• [SET PROBLEM]: Quote the records beneath, complete and exact. Leave out images.

• [ENTRIES SHOWN]:
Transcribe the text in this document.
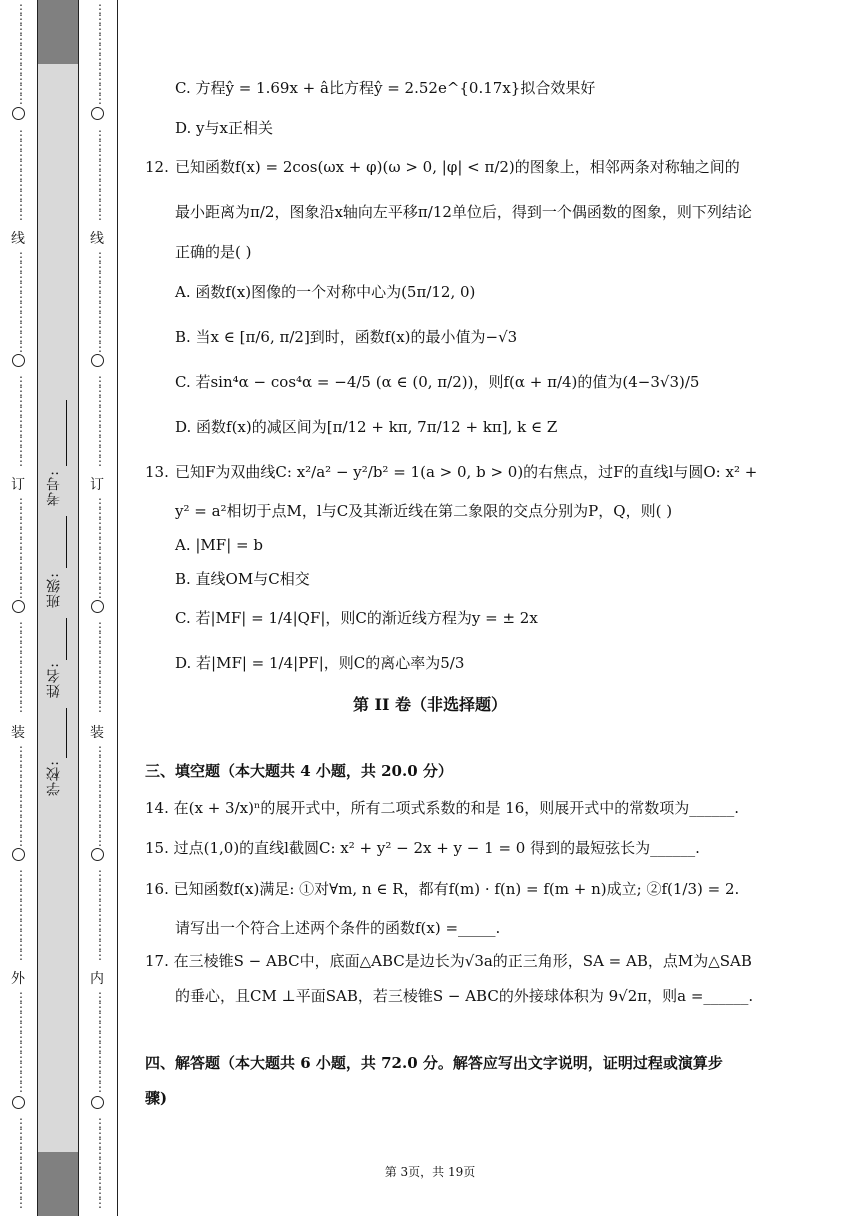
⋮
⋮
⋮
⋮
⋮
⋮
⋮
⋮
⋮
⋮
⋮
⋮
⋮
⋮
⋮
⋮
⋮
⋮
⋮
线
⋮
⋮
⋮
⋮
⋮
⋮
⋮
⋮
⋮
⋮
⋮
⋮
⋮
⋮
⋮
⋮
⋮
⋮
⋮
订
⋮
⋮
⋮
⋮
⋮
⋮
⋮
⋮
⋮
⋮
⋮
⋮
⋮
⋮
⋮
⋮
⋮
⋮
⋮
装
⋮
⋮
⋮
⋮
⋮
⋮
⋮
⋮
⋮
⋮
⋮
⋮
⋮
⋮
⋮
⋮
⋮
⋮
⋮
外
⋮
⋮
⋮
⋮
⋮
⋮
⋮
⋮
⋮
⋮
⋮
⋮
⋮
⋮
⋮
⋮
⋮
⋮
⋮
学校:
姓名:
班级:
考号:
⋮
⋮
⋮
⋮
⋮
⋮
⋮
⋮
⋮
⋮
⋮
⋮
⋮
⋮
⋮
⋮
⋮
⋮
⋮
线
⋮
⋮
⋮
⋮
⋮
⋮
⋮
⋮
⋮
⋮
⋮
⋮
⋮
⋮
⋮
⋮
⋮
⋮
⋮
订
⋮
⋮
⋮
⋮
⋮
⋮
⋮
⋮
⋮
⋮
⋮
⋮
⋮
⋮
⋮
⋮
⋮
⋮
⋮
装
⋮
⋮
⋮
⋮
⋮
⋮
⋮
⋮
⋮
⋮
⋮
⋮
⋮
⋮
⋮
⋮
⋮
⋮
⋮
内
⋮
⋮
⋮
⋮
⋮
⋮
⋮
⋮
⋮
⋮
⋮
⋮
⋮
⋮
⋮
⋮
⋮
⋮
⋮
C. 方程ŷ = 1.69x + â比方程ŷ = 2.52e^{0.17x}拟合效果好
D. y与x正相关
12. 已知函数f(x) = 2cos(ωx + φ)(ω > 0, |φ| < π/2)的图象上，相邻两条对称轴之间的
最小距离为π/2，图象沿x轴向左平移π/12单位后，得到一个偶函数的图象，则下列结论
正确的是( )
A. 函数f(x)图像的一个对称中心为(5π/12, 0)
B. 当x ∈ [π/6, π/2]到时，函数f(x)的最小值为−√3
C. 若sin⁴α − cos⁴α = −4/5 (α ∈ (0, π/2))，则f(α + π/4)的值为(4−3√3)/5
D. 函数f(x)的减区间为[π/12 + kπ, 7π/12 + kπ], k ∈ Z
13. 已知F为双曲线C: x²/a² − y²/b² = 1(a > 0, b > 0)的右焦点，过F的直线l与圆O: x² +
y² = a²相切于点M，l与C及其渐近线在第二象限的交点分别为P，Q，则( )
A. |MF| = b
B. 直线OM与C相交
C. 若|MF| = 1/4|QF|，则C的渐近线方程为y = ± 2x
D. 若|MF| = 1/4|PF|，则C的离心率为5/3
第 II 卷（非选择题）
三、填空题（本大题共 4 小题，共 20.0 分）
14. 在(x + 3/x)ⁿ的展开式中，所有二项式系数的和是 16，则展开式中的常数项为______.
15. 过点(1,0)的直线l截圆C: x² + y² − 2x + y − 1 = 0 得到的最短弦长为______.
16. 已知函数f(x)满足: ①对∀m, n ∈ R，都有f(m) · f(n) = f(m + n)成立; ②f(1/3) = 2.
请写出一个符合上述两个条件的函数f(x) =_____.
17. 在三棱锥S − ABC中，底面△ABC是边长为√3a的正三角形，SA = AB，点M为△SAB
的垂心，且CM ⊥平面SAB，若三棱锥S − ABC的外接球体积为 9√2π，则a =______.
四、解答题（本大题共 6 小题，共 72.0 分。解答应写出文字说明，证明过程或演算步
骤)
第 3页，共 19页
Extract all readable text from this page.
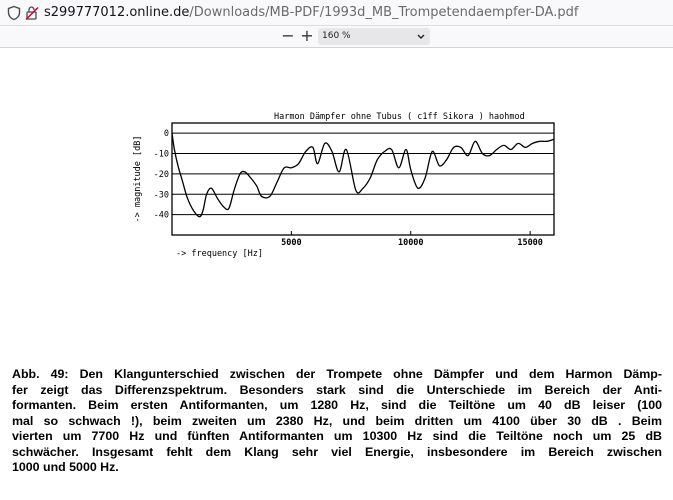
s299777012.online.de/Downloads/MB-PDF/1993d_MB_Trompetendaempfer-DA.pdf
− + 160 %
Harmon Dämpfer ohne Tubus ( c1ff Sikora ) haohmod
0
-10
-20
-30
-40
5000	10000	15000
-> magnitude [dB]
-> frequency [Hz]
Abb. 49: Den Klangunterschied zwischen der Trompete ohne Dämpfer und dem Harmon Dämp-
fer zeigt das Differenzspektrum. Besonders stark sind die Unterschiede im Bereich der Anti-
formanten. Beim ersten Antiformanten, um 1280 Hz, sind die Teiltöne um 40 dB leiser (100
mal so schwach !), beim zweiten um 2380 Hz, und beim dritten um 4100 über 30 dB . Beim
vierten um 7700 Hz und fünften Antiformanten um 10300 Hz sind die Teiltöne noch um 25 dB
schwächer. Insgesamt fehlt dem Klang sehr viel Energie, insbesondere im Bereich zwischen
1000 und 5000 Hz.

• [EXERCISE OUTPUT]:
Transcribe the text in this document.
⋮
⋮
⋮
⋮
⋮
⋮
⋮
⋮
⋮
⋮
⋮
⋮
⋮
⋮
⋮
⋮
⋮
⋮
⋮
线
⋮
⋮
⋮
⋮
⋮
⋮
⋮
⋮
⋮
⋮
⋮
⋮
⋮
⋮
⋮
⋮
⋮
⋮
⋮
订
⋮
⋮
⋮
⋮
⋮
⋮
⋮
⋮
⋮
⋮
⋮
⋮
⋮
⋮
⋮
⋮
⋮
⋮
⋮
装
⋮
⋮
⋮
⋮
⋮
⋮
⋮
⋮
⋮
⋮
⋮
⋮
⋮
⋮
⋮
⋮
⋮
⋮
⋮
外
⋮
⋮
⋮
⋮
⋮
⋮
⋮
⋮
⋮
⋮
⋮
⋮
⋮
⋮
⋮
⋮
⋮
⋮
⋮
学校:
姓名:
班级:
考号:
⋮
⋮
⋮
⋮
⋮
⋮
⋮
⋮
⋮
⋮
⋮
⋮
⋮
⋮
⋮
⋮
⋮
⋮
⋮
线
⋮
⋮
⋮
⋮
⋮
⋮
⋮
⋮
⋮
⋮
⋮
⋮
⋮
⋮
⋮
⋮
⋮
⋮
⋮
订
⋮
⋮
⋮
⋮
⋮
⋮
⋮
⋮
⋮
⋮
⋮
⋮
⋮
⋮
⋮
⋮
⋮
⋮
⋮
装
⋮
⋮
⋮
⋮
⋮
⋮
⋮
⋮
⋮
⋮
⋮
⋮
⋮
⋮
⋮
⋮
⋮
⋮
⋮
内
⋮
⋮
⋮
⋮
⋮
⋮
⋮
⋮
⋮
⋮
⋮
⋮
⋮
⋮
⋮
⋮
⋮
⋮
⋮
C. 方程ŷ = 1.69x + â比方程ŷ = 2.52e^{0.17x}拟合效果好
D. y与x正相关
12. 已知函数f(x) = 2cos(ωx + φ)(ω > 0, |φ| < π/2)的图象上，相邻两条对称轴之间的
最小距离为π/2，图象沿x轴向左平移π/12单位后，得到一个偶函数的图象，则下列结论
正确的是( )
A. 函数f(x)图像的一个对称中心为(5π/12, 0)
B. 当x ∈ [π/6, π/2]到时，函数f(x)的最小值为−√3
C. 若sin⁴α − cos⁴α = −4/5 (α ∈ (0, π/2))，则f(α + π/4)的值为(4−3√3)/5
D. 函数f(x)的减区间为[π/12 + kπ, 7π/12 + kπ], k ∈ Z
13. 已知F为双曲线C: x²/a² − y²/b² = 1(a > 0, b > 0)的右焦点，过F的直线l与圆O: x² +
y² = a²相切于点M，l与C及其渐近线在第二象限的交点分别为P，Q，则( )
A. |MF| = b
B. 直线OM与C相交
C. 若|MF| = 1/4|QF|，则C的渐近线方程为y = ± 2x
D. 若|MF| = 1/4|PF|，则C的离心率为5/3
第 II 卷（非选择题）
三、填空题（本大题共 4 小题，共 20.0 分）
14. 在(x + 3/x)ⁿ的展开式中，所有二项式系数的和是 16，则展开式中的常数项为______.
15. 过点(1,0)的直线l截圆C: x² + y² − 2x + y − 1 = 0 得到的最短弦长为______.
16. 已知函数f(x)满足: ①对∀m, n ∈ R，都有f(m) · f(n) = f(m + n)成立; ②f(1/3) = 2.
请写出一个符合上述两个条件的函数f(x) =_____.
17. 在三棱锥S − ABC中，底面△ABC是边长为√3a的正三角形，SA = AB，点M为△SAB
的垂心，且CM ⊥平面SAB，若三棱锥S − ABC的外接球体积为 9√2π，则a =______.
四、解答题（本大题共 6 小题，共 72.0 分。解答应写出文字说明，证明过程或演算步
骤)
第 3页，共 19页
Extract all readable text from this page.
s299777012.online.de/Downloads/MB-PDF/1993d_MB_Trompetendaempfer-DA.pdf
− + 160 %
Harmon Dämpfer ohne Tubus ( c1ff Sikora ) haohmod
0
-10
-20
-30
-40
5000	10000	15000
-> magnitude [dB]
-> frequency [Hz]
Abb. 49: Den Klangunterschied zwischen der Trompete ohne Dämpfer und dem Harmon Dämp-
fer zeigt das Differenzspektrum. Besonders stark sind die Unterschiede im Bereich der Anti-
formanten. Beim ersten Antiformanten, um 1280 Hz, sind die Teiltöne um 40 dB leiser (100
mal so schwach !), beim zweiten um 2380 Hz, und beim dritten um 4100 über 30 dB . Beim
vierten um 7700 Hz und fünften Antiformanten um 10300 Hz sind die Teiltöne noch um 25 dB
schwächer. Insgesamt fehlt dem Klang sehr viel Energie, insbesondere im Bereich zwischen
1000 und 5000 Hz.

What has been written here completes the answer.